_Task statement_
State how many lines contain "Эксмо", and write nothing except that count.

──────────

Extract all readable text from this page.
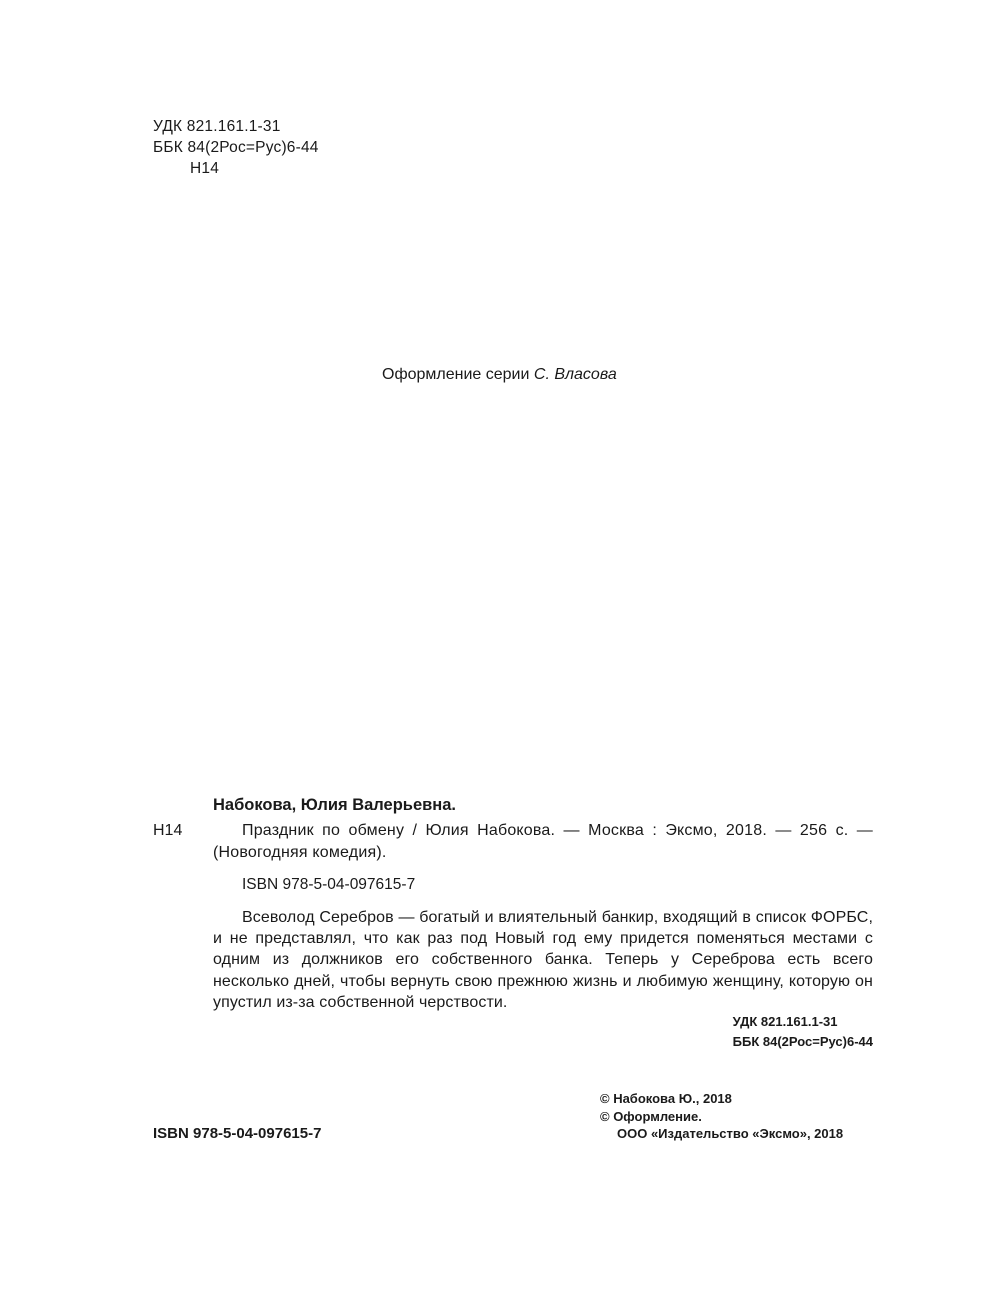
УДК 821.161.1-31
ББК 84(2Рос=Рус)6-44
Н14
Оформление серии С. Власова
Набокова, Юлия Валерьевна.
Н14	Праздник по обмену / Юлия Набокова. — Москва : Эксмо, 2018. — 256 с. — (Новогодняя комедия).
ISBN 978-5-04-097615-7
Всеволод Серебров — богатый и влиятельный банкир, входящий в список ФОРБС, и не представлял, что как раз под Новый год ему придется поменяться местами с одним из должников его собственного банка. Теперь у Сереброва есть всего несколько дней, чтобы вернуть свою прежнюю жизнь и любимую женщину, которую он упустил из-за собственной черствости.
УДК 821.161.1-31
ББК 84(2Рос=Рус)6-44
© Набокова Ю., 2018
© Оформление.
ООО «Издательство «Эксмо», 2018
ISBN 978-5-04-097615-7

──────────

_Worked answer_
2